JOB - Please reproduce every record, keeping each one exactly as written.

[Figure data in JSON]
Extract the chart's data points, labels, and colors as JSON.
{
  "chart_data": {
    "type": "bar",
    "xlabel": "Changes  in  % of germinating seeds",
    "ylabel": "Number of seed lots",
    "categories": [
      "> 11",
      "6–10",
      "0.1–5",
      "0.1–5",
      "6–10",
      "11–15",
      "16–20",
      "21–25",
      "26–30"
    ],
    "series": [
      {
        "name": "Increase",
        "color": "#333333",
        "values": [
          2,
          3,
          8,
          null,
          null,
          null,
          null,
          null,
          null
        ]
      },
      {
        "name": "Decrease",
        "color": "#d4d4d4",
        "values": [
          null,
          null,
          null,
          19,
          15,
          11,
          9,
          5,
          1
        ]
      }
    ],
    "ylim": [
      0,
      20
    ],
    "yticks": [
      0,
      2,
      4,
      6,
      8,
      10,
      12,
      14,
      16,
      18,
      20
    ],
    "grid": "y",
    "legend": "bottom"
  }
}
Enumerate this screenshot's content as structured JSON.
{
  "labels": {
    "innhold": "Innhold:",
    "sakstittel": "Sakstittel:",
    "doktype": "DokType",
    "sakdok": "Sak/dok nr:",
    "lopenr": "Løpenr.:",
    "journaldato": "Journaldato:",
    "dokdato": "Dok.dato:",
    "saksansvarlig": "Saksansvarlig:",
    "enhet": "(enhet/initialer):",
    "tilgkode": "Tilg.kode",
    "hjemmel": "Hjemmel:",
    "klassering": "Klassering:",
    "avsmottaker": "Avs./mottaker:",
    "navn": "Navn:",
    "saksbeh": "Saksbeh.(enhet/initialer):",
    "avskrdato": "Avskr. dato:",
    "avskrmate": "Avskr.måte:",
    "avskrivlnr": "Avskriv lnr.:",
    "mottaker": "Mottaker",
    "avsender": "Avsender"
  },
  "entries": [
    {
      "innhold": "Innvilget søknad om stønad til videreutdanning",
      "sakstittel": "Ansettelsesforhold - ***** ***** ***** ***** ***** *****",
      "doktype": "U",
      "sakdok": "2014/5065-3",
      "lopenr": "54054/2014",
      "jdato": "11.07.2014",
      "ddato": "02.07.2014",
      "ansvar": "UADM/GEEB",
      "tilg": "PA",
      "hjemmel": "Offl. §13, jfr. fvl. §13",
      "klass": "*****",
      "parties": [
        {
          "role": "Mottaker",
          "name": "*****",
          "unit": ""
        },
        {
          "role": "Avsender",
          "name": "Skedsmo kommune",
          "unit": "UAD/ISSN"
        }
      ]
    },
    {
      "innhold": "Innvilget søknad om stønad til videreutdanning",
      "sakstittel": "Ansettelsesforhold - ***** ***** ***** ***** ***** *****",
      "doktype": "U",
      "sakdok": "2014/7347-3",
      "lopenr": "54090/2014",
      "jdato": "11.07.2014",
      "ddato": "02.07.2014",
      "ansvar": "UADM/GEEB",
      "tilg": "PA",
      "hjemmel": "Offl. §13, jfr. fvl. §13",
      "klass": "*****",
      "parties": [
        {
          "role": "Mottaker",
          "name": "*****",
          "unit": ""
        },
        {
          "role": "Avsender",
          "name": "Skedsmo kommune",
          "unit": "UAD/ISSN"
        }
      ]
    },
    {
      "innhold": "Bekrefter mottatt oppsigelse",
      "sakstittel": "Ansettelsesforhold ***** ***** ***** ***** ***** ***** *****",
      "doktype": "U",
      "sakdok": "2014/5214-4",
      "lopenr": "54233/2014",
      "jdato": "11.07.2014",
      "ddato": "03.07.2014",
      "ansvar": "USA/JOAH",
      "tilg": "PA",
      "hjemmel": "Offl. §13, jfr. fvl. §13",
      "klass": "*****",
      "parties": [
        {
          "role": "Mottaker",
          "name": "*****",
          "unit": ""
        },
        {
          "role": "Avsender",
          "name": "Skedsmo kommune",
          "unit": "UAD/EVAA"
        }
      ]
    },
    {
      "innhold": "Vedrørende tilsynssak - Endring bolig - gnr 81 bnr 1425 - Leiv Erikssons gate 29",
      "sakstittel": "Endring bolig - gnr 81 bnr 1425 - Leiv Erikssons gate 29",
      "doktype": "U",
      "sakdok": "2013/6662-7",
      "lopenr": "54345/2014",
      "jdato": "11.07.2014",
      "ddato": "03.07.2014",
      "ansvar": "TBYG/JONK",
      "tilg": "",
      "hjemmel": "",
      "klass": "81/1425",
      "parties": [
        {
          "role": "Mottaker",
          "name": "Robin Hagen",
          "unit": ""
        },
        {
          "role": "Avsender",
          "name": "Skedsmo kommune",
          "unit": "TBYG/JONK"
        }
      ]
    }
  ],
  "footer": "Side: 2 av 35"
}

THE ANSWER -
Extract the chart's data points, labels, and colors as JSON.
{
  "chart_data": {
    "type": "bar",
    "xlabel": "Changes  in  % of germinating seeds",
    "ylabel": "Number of seed lots",
    "categories": [
      "> 11",
      "6–10",
      "0.1–5",
      "0.1–5",
      "6–10",
      "11–15",
      "16–20",
      "21–25",
      "26–30"
    ],
    "series": [
      {
        "name": "Increase",
        "color": "#333333",
        "values": [
          2,
          3,
          8,
          null,
          null,
          null,
          null,
          null,
          null
        ]
      },
      {
        "name": "Decrease",
        "color": "#d4d4d4",
        "values": [
          null,
          null,
          null,
          19,
          15,
          11,
          9,
          5,
          1
        ]
      }
    ],
    "ylim": [
      0,
      20
    ],
    "yticks": [
      0,
      2,
      4,
      6,
      8,
      10,
      12,
      14,
      16,
      18,
      20
    ],
    "grid": "y",
    "legend": "bottom"
  }
}
Enumerate this screenshot's content as structured JSON.
{
  "labels": {
    "innhold": "Innhold:",
    "sakstittel": "Sakstittel:",
    "doktype": "DokType",
    "sakdok": "Sak/dok nr:",
    "lopenr": "Løpenr.:",
    "journaldato": "Journaldato:",
    "dokdato": "Dok.dato:",
    "saksansvarlig": "Saksansvarlig:",
    "enhet": "(enhet/initialer):",
    "tilgkode": "Tilg.kode",
    "hjemmel": "Hjemmel:",
    "klassering": "Klassering:",
    "avsmottaker": "Avs./mottaker:",
    "navn": "Navn:",
    "saksbeh": "Saksbeh.(enhet/initialer):",
    "avskrdato": "Avskr. dato:",
    "avskrmate": "Avskr.måte:",
    "avskrivlnr": "Avskriv lnr.:",
    "mottaker": "Mottaker",
    "avsender": "Avsender"
  },
  "entries": [
    {
      "innhold": "Innvilget søknad om stønad til videreutdanning",
      "sakstittel": "Ansettelsesforhold - ***** ***** ***** ***** ***** *****",
      "doktype": "U",
      "sakdok": "2014/5065-3",
      "lopenr": "54054/2014",
      "jdato": "11.07.2014",
      "ddato": "02.07.2014",
      "ansvar": "UADM/GEEB",
      "tilg": "PA",
      "hjemmel": "Offl. §13, jfr. fvl. §13",
      "klass": "*****",
      "parties": [
        {
          "role": "Mottaker",
          "name": "*****",
          "unit": ""
        },
        {
          "role": "Avsender",
          "name": "Skedsmo kommune",
          "unit": "UAD/ISSN"
        }
      ]
    },
    {
      "innhold": "Innvilget søknad om stønad til videreutdanning",
      "sakstittel": "Ansettelsesforhold - ***** ***** ***** ***** ***** *****",
      "doktype": "U",
      "sakdok": "2014/7347-3",
      "lopenr": "54090/2014",
      "jdato": "11.07.2014",
      "ddato": "02.07.2014",
      "ansvar": "UADM/GEEB",
      "tilg": "PA",
      "hjemmel": "Offl. §13, jfr. fvl. §13",
      "klass": "*****",
      "parties": [
        {
          "role": "Mottaker",
          "name": "*****",
          "unit": ""
        },
        {
          "role": "Avsender",
          "name": "Skedsmo kommune",
          "unit": "UAD/ISSN"
        }
      ]
    },
    {
      "innhold": "Bekrefter mottatt oppsigelse",
      "sakstittel": "Ansettelsesforhold ***** ***** ***** ***** ***** ***** *****",
      "doktype": "U",
      "sakdok": "2014/5214-4",
      "lopenr": "54233/2014",
      "jdato": "11.07.2014",
      "ddato": "03.07.2014",
      "ansvar": "USA/JOAH",
      "tilg": "PA",
      "hjemmel": "Offl. §13, jfr. fvl. §13",
      "klass": "*****",
      "parties": [
        {
          "role": "Mottaker",
          "name": "*****",
          "unit": ""
        },
        {
          "role": "Avsender",
          "name": "Skedsmo kommune",
          "unit": "UAD/EVAA"
        }
      ]
    },
    {
      "innhold": "Vedrørende tilsynssak - Endring bolig - gnr 81 bnr 1425 - Leiv Erikssons gate 29",
      "sakstittel": "Endring bolig - gnr 81 bnr 1425 - Leiv Erikssons gate 29",
      "doktype": "U",
      "sakdok": "2013/6662-7",
      "lopenr": "54345/2014",
      "jdato": "11.07.2014",
      "ddato": "03.07.2014",
      "ansvar": "TBYG/JONK",
      "tilg": "",
      "hjemmel": "",
      "klass": "81/1425",
      "parties": [
        {
          "role": "Mottaker",
          "name": "Robin Hagen",
          "unit": ""
        },
        {
          "role": "Avsender",
          "name": "Skedsmo kommune",
          "unit": "TBYG/JONK"
        }
      ]
    }
  ],
  "footer": "Side: 2 av 35"
}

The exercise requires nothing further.